§ **EXERCISE REQUIREMENTS**
Verbatim output of all the material below is required.

§ **SUPPLIED RECORDS**
○ ○ ○ ○ ○
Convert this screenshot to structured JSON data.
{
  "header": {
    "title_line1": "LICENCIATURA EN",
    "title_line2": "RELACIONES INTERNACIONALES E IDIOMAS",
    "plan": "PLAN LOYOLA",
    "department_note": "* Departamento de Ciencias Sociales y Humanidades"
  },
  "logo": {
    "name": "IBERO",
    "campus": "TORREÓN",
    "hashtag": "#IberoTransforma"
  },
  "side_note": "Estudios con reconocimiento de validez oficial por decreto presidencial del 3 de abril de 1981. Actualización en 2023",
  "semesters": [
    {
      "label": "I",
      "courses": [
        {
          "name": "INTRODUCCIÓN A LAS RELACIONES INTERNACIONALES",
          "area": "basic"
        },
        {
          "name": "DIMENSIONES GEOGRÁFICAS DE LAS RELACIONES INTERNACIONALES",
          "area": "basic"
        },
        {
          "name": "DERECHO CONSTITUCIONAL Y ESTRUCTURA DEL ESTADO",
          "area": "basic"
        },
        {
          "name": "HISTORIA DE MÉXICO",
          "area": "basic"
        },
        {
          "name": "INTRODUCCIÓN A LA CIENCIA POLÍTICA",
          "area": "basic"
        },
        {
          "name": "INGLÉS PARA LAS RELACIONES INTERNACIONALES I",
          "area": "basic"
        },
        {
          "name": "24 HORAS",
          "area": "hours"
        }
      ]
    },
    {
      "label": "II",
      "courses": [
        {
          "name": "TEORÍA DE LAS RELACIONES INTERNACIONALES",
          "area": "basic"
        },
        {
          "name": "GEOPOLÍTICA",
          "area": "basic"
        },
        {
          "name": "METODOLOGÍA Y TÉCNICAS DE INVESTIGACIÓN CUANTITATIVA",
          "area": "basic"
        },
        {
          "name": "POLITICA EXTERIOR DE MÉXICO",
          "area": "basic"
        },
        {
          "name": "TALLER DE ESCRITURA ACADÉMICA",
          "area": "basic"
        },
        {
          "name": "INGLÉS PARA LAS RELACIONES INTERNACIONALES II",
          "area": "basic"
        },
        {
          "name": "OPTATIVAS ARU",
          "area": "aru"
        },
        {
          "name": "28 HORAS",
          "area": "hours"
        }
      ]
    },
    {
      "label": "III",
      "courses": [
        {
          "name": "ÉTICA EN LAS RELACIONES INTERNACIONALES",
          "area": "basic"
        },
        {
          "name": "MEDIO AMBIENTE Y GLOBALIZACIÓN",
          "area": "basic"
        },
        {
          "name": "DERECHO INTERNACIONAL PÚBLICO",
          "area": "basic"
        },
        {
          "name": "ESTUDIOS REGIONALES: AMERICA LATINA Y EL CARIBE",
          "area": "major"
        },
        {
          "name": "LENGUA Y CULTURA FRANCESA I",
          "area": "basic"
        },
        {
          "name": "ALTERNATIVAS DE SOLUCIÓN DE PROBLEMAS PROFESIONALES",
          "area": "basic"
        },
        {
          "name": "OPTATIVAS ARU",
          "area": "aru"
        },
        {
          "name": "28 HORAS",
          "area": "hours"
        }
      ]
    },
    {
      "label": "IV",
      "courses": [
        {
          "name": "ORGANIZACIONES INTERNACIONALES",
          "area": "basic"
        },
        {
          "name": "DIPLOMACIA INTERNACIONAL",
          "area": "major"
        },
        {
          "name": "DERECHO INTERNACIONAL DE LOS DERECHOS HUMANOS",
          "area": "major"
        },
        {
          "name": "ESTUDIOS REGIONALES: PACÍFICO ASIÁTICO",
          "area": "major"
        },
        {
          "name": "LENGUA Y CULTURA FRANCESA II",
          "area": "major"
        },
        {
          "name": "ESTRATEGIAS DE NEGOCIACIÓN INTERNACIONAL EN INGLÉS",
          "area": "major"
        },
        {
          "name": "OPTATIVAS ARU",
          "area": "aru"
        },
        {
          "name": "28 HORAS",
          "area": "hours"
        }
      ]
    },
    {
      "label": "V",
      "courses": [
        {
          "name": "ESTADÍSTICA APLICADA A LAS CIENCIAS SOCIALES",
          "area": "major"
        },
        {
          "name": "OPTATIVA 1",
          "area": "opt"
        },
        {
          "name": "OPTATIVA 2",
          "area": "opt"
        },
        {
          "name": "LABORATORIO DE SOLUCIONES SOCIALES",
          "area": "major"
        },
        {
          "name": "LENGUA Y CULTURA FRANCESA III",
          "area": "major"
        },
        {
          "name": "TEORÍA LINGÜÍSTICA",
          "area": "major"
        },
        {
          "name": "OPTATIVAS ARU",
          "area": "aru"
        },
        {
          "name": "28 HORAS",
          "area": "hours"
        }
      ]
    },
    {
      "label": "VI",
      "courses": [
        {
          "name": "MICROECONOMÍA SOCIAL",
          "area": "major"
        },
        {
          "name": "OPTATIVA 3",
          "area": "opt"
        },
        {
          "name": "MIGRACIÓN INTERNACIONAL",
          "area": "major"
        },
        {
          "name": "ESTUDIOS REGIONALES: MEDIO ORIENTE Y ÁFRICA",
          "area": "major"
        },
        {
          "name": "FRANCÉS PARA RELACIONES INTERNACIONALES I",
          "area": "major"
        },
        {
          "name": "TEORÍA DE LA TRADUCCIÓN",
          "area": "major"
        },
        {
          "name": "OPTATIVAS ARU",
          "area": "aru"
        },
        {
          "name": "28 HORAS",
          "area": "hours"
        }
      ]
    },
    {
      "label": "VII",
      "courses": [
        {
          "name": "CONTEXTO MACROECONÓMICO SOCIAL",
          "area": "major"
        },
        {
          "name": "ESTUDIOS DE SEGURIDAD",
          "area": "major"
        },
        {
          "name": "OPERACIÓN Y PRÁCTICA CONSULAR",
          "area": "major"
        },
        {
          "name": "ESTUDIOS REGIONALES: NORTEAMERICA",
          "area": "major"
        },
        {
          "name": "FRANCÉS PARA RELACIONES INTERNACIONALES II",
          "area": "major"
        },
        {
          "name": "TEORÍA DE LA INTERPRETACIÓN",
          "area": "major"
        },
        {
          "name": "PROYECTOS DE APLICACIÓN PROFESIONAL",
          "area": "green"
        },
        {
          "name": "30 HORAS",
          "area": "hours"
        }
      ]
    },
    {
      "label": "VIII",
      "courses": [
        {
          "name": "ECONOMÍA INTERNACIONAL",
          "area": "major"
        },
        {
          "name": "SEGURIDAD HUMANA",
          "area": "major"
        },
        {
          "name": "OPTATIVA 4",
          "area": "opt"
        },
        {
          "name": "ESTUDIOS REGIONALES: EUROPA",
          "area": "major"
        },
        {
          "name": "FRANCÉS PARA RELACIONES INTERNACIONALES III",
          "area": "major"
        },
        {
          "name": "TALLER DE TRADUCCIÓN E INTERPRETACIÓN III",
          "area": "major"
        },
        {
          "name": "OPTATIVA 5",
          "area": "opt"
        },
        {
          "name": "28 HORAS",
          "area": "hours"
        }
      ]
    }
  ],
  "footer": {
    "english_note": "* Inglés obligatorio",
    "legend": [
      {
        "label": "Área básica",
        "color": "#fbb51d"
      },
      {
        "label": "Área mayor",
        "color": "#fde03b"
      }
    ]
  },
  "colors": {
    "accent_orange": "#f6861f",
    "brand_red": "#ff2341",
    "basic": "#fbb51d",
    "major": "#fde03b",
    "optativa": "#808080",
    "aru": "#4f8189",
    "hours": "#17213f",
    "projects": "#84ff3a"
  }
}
○ ○ ○ ○ ○
§ **ANSWER TO THIS EXERCISE**
Convert this screenshot to structured JSON data.
{
  "header": {
    "title_line1": "LICENCIATURA EN",
    "title_line2": "RELACIONES INTERNACIONALES E IDIOMAS",
    "plan": "PLAN LOYOLA",
    "department_note": "* Departamento de Ciencias Sociales y Humanidades"
  },
  "logo": {
    "name": "IBERO",
    "campus": "TORREÓN",
    "hashtag": "#IberoTransforma"
  },
  "side_note": "Estudios con reconocimiento de validez oficial por decreto presidencial del 3 de abril de 1981. Actualización en 2023",
  "semesters": [
    {
      "label": "I",
      "courses": [
        {
          "name": "INTRODUCCIÓN A LAS RELACIONES INTERNACIONALES",
          "area": "basic"
        },
        {
          "name": "DIMENSIONES GEOGRÁFICAS DE LAS RELACIONES INTERNACIONALES",
          "area": "basic"
        },
        {
          "name": "DERECHO CONSTITUCIONAL Y ESTRUCTURA DEL ESTADO",
          "area": "basic"
        },
        {
          "name": "HISTORIA DE MÉXICO",
          "area": "basic"
        },
        {
          "name": "INTRODUCCIÓN A LA CIENCIA POLÍTICA",
          "area": "basic"
        },
        {
          "name": "INGLÉS PARA LAS RELACIONES INTERNACIONALES I",
          "area": "basic"
        },
        {
          "name": "24 HORAS",
          "area": "hours"
        }
      ]
    },
    {
      "label": "II",
      "courses": [
        {
          "name": "TEORÍA DE LAS RELACIONES INTERNACIONALES",
          "area": "basic"
        },
        {
          "name": "GEOPOLÍTICA",
          "area": "basic"
        },
        {
          "name": "METODOLOGÍA Y TÉCNICAS DE INVESTIGACIÓN CUANTITATIVA",
          "area": "basic"
        },
        {
          "name": "POLITICA EXTERIOR DE MÉXICO",
          "area": "basic"
        },
        {
          "name": "TALLER DE ESCRITURA ACADÉMICA",
          "area": "basic"
        },
        {
          "name": "INGLÉS PARA LAS RELACIONES INTERNACIONALES II",
          "area": "basic"
        },
        {
          "name": "OPTATIVAS ARU",
          "area": "aru"
        },
        {
          "name": "28 HORAS",
          "area": "hours"
        }
      ]
    },
    {
      "label": "III",
      "courses": [
        {
          "name": "ÉTICA EN LAS RELACIONES INTERNACIONALES",
          "area": "basic"
        },
        {
          "name": "MEDIO AMBIENTE Y GLOBALIZACIÓN",
          "area": "basic"
        },
        {
          "name": "DERECHO INTERNACIONAL PÚBLICO",
          "area": "basic"
        },
        {
          "name": "ESTUDIOS REGIONALES: AMERICA LATINA Y EL CARIBE",
          "area": "major"
        },
        {
          "name": "LENGUA Y CULTURA FRANCESA I",
          "area": "basic"
        },
        {
          "name": "ALTERNATIVAS DE SOLUCIÓN DE PROBLEMAS PROFESIONALES",
          "area": "basic"
        },
        {
          "name": "OPTATIVAS ARU",
          "area": "aru"
        },
        {
          "name": "28 HORAS",
          "area": "hours"
        }
      ]
    },
    {
      "label": "IV",
      "courses": [
        {
          "name": "ORGANIZACIONES INTERNACIONALES",
          "area": "basic"
        },
        {
          "name": "DIPLOMACIA INTERNACIONAL",
          "area": "major"
        },
        {
          "name": "DERECHO INTERNACIONAL DE LOS DERECHOS HUMANOS",
          "area": "major"
        },
        {
          "name": "ESTUDIOS REGIONALES: PACÍFICO ASIÁTICO",
          "area": "major"
        },
        {
          "name": "LENGUA Y CULTURA FRANCESA II",
          "area": "major"
        },
        {
          "name": "ESTRATEGIAS DE NEGOCIACIÓN INTERNACIONAL EN INGLÉS",
          "area": "major"
        },
        {
          "name": "OPTATIVAS ARU",
          "area": "aru"
        },
        {
          "name": "28 HORAS",
          "area": "hours"
        }
      ]
    },
    {
      "label": "V",
      "courses": [
        {
          "name": "ESTADÍSTICA APLICADA A LAS CIENCIAS SOCIALES",
          "area": "major"
        },
        {
          "name": "OPTATIVA 1",
          "area": "opt"
        },
        {
          "name": "OPTATIVA 2",
          "area": "opt"
        },
        {
          "name": "LABORATORIO DE SOLUCIONES SOCIALES",
          "area": "major"
        },
        {
          "name": "LENGUA Y CULTURA FRANCESA III",
          "area": "major"
        },
        {
          "name": "TEORÍA LINGÜÍSTICA",
          "area": "major"
        },
        {
          "name": "OPTATIVAS ARU",
          "area": "aru"
        },
        {
          "name": "28 HORAS",
          "area": "hours"
        }
      ]
    },
    {
      "label": "VI",
      "courses": [
        {
          "name": "MICROECONOMÍA SOCIAL",
          "area": "major"
        },
        {
          "name": "OPTATIVA 3",
          "area": "opt"
        },
        {
          "name": "MIGRACIÓN INTERNACIONAL",
          "area": "major"
        },
        {
          "name": "ESTUDIOS REGIONALES: MEDIO ORIENTE Y ÁFRICA",
          "area": "major"
        },
        {
          "name": "FRANCÉS PARA RELACIONES INTERNACIONALES I",
          "area": "major"
        },
        {
          "name": "TEORÍA DE LA TRADUCCIÓN",
          "area": "major"
        },
        {
          "name": "OPTATIVAS ARU",
          "area": "aru"
        },
        {
          "name": "28 HORAS",
          "area": "hours"
        }
      ]
    },
    {
      "label": "VII",
      "courses": [
        {
          "name": "CONTEXTO MACROECONÓMICO SOCIAL",
          "area": "major"
        },
        {
          "name": "ESTUDIOS DE SEGURIDAD",
          "area": "major"
        },
        {
          "name": "OPERACIÓN Y PRÁCTICA CONSULAR",
          "area": "major"
        },
        {
          "name": "ESTUDIOS REGIONALES: NORTEAMERICA",
          "area": "major"
        },
        {
          "name": "FRANCÉS PARA RELACIONES INTERNACIONALES II",
          "area": "major"
        },
        {
          "name": "TEORÍA DE LA INTERPRETACIÓN",
          "area": "major"
        },
        {
          "name": "PROYECTOS DE APLICACIÓN PROFESIONAL",
          "area": "green"
        },
        {
          "name": "30 HORAS",
          "area": "hours"
        }
      ]
    },
    {
      "label": "VIII",
      "courses": [
        {
          "name": "ECONOMÍA INTERNACIONAL",
          "area": "major"
        },
        {
          "name": "SEGURIDAD HUMANA",
          "area": "major"
        },
        {
          "name": "OPTATIVA 4",
          "area": "opt"
        },
        {
          "name": "ESTUDIOS REGIONALES: EUROPA",
          "area": "major"
        },
        {
          "name": "FRANCÉS PARA RELACIONES INTERNACIONALES III",
          "area": "major"
        },
        {
          "name": "TALLER DE TRADUCCIÓN E INTERPRETACIÓN III",
          "area": "major"
        },
        {
          "name": "OPTATIVA 5",
          "area": "opt"
        },
        {
          "name": "28 HORAS",
          "area": "hours"
        }
      ]
    }
  ],
  "footer": {
    "english_note": "* Inglés obligatorio",
    "legend": [
      {
        "label": "Área básica",
        "color": "#fbb51d"
      },
      {
        "label": "Área mayor",
        "color": "#fde03b"
      }
    ]
  },
  "colors": {
    "accent_orange": "#f6861f",
    "brand_red": "#ff2341",
    "basic": "#fbb51d",
    "major": "#fde03b",
    "optativa": "#808080",
    "aru": "#4f8189",
    "hours": "#17213f",
    "projects": "#84ff3a"
  }
}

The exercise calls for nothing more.